= Records =
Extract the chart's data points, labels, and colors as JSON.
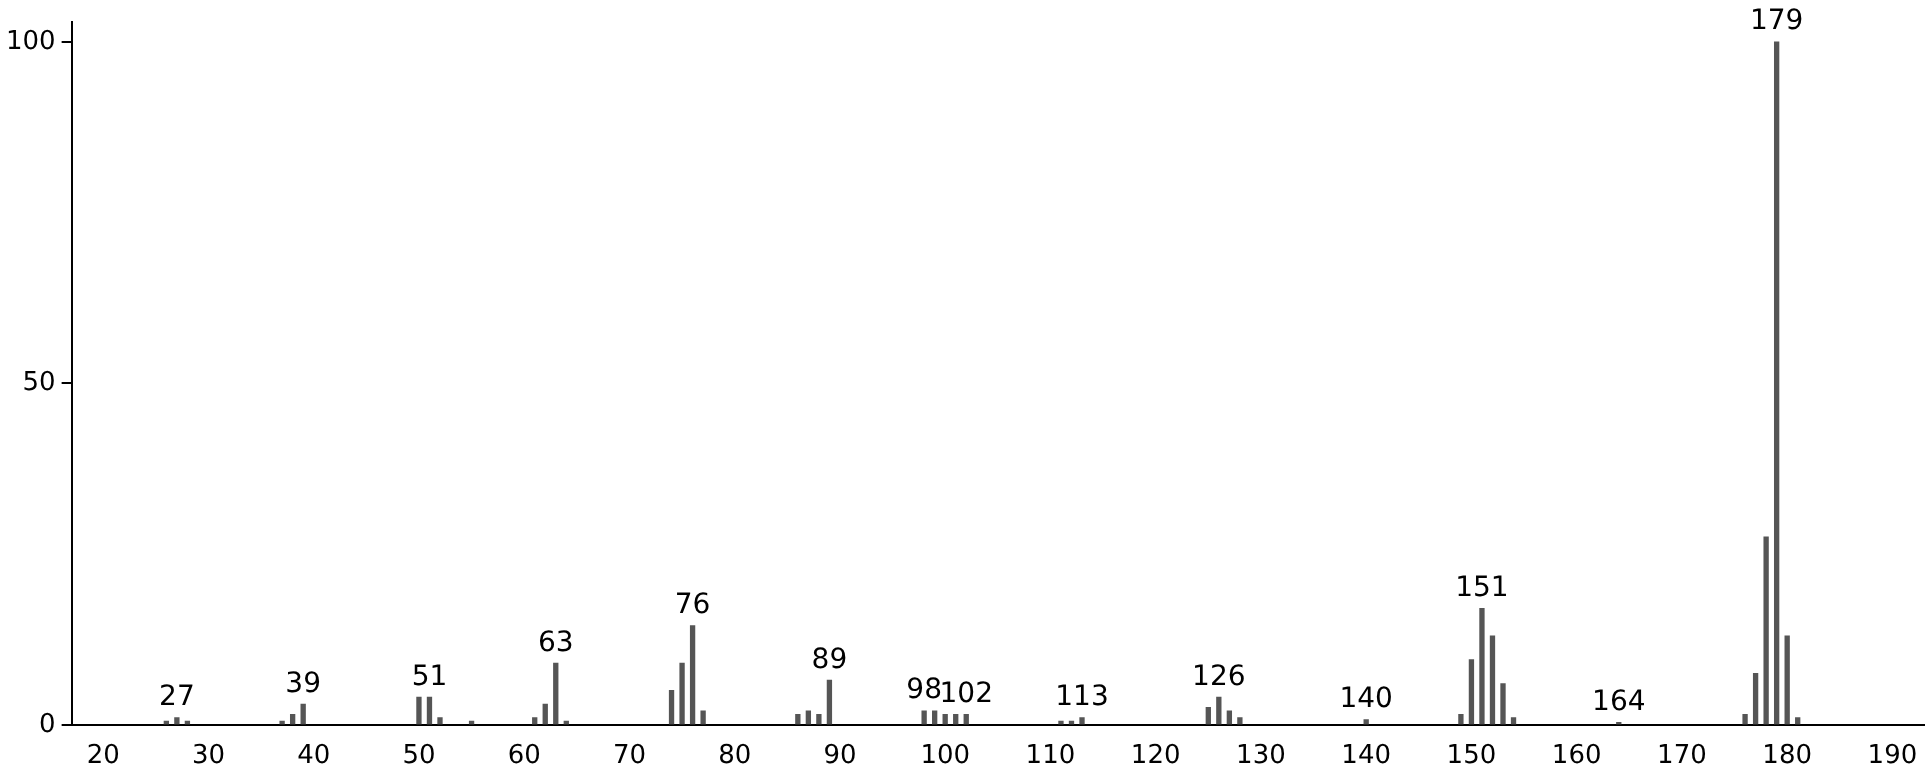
{
  "chart_data": {
    "type": "bar",
    "x": [
      26,
      27,
      28,
      37,
      38,
      39,
      50,
      51,
      52,
      55,
      61,
      62,
      63,
      64,
      74,
      75,
      76,
      77,
      86,
      87,
      88,
      89,
      98,
      99,
      100,
      101,
      102,
      111,
      112,
      113,
      125,
      126,
      127,
      128,
      140,
      149,
      150,
      151,
      152,
      153,
      154,
      164,
      176,
      177,
      178,
      179,
      180,
      181
    ],
    "series": [
      {
        "color": "#555555",
        "values": [
          0.5,
          1,
          0.5,
          0.5,
          1.5,
          3,
          4,
          4,
          1,
          0.5,
          1,
          3,
          9,
          0.5,
          5,
          9,
          14.5,
          2,
          1.5,
          2,
          1.5,
          6.5,
          2,
          2,
          1.5,
          1.5,
          1.5,
          0.5,
          0.5,
          1,
          2.5,
          4,
          2,
          1,
          0.7,
          1.5,
          9.5,
          17,
          13,
          6,
          1,
          0.3,
          1.5,
          7.5,
          27.5,
          100,
          13,
          1
        ]
      }
    ],
    "xlim": [
      17,
      193
    ],
    "xticks": [
      20,
      30,
      40,
      50,
      60,
      70,
      80,
      90,
      100,
      110,
      120,
      130,
      140,
      150,
      160,
      170,
      180,
      190
    ],
    "ylim": [
      0,
      103
    ],
    "yticks": [
      0,
      50,
      100
    ],
    "grid": false,
    "legend": false,
    "annotations": [
      {
        "text": "27",
        "x": 27,
        "y": 1
      },
      {
        "text": "39",
        "x": 39,
        "y": 3
      },
      {
        "text": "51",
        "x": 51,
        "y": 4
      },
      {
        "text": "63",
        "x": 63,
        "y": 9
      },
      {
        "text": "76",
        "x": 76,
        "y": 14.5
      },
      {
        "text": "89",
        "x": 89,
        "y": 6.5
      },
      {
        "text": "98",
        "x": 98,
        "y": 2
      },
      {
        "text": "102",
        "x": 102,
        "y": 1.5
      },
      {
        "text": "113",
        "x": 113,
        "y": 1
      },
      {
        "text": "126",
        "x": 126,
        "y": 4
      },
      {
        "text": "140",
        "x": 140,
        "y": 0.7
      },
      {
        "text": "151",
        "x": 151,
        "y": 17
      },
      {
        "text": "164",
        "x": 164,
        "y": 0.3
      },
      {
        "text": "179",
        "x": 179,
        "y": 100
      }
    ]
  }
}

= What you have to do =
Repeat all the data as it stands, dropping any images it holds.

= Answer to this exercise =
Extract the chart's data points, labels, and colors as JSON.
{
  "chart_data": {
    "type": "bar",
    "x": [
      26,
      27,
      28,
      37,
      38,
      39,
      50,
      51,
      52,
      55,
      61,
      62,
      63,
      64,
      74,
      75,
      76,
      77,
      86,
      87,
      88,
      89,
      98,
      99,
      100,
      101,
      102,
      111,
      112,
      113,
      125,
      126,
      127,
      128,
      140,
      149,
      150,
      151,
      152,
      153,
      154,
      164,
      176,
      177,
      178,
      179,
      180,
      181
    ],
    "series": [
      {
        "color": "#555555",
        "values": [
          0.5,
          1,
          0.5,
          0.5,
          1.5,
          3,
          4,
          4,
          1,
          0.5,
          1,
          3,
          9,
          0.5,
          5,
          9,
          14.5,
          2,
          1.5,
          2,
          1.5,
          6.5,
          2,
          2,
          1.5,
          1.5,
          1.5,
          0.5,
          0.5,
          1,
          2.5,
          4,
          2,
          1,
          0.7,
          1.5,
          9.5,
          17,
          13,
          6,
          1,
          0.3,
          1.5,
          7.5,
          27.5,
          100,
          13,
          1
        ]
      }
    ],
    "xlim": [
      17,
      193
    ],
    "xticks": [
      20,
      30,
      40,
      50,
      60,
      70,
      80,
      90,
      100,
      110,
      120,
      130,
      140,
      150,
      160,
      170,
      180,
      190
    ],
    "ylim": [
      0,
      103
    ],
    "yticks": [
      0,
      50,
      100
    ],
    "grid": false,
    "legend": false,
    "annotations": [
      {
        "text": "27",
        "x": 27,
        "y": 1
      },
      {
        "text": "39",
        "x": 39,
        "y": 3
      },
      {
        "text": "51",
        "x": 51,
        "y": 4
      },
      {
        "text": "63",
        "x": 63,
        "y": 9
      },
      {
        "text": "76",
        "x": 76,
        "y": 14.5
      },
      {
        "text": "89",
        "x": 89,
        "y": 6.5
      },
      {
        "text": "98",
        "x": 98,
        "y": 2
      },
      {
        "text": "102",
        "x": 102,
        "y": 1.5
      },
      {
        "text": "113",
        "x": 113,
        "y": 1
      },
      {
        "text": "126",
        "x": 126,
        "y": 4
      },
      {
        "text": "140",
        "x": 140,
        "y": 0.7
      },
      {
        "text": "151",
        "x": 151,
        "y": 17
      },
      {
        "text": "164",
        "x": 164,
        "y": 0.3
      },
      {
        "text": "179",
        "x": 179,
        "y": 100
      }
    ]
  }
}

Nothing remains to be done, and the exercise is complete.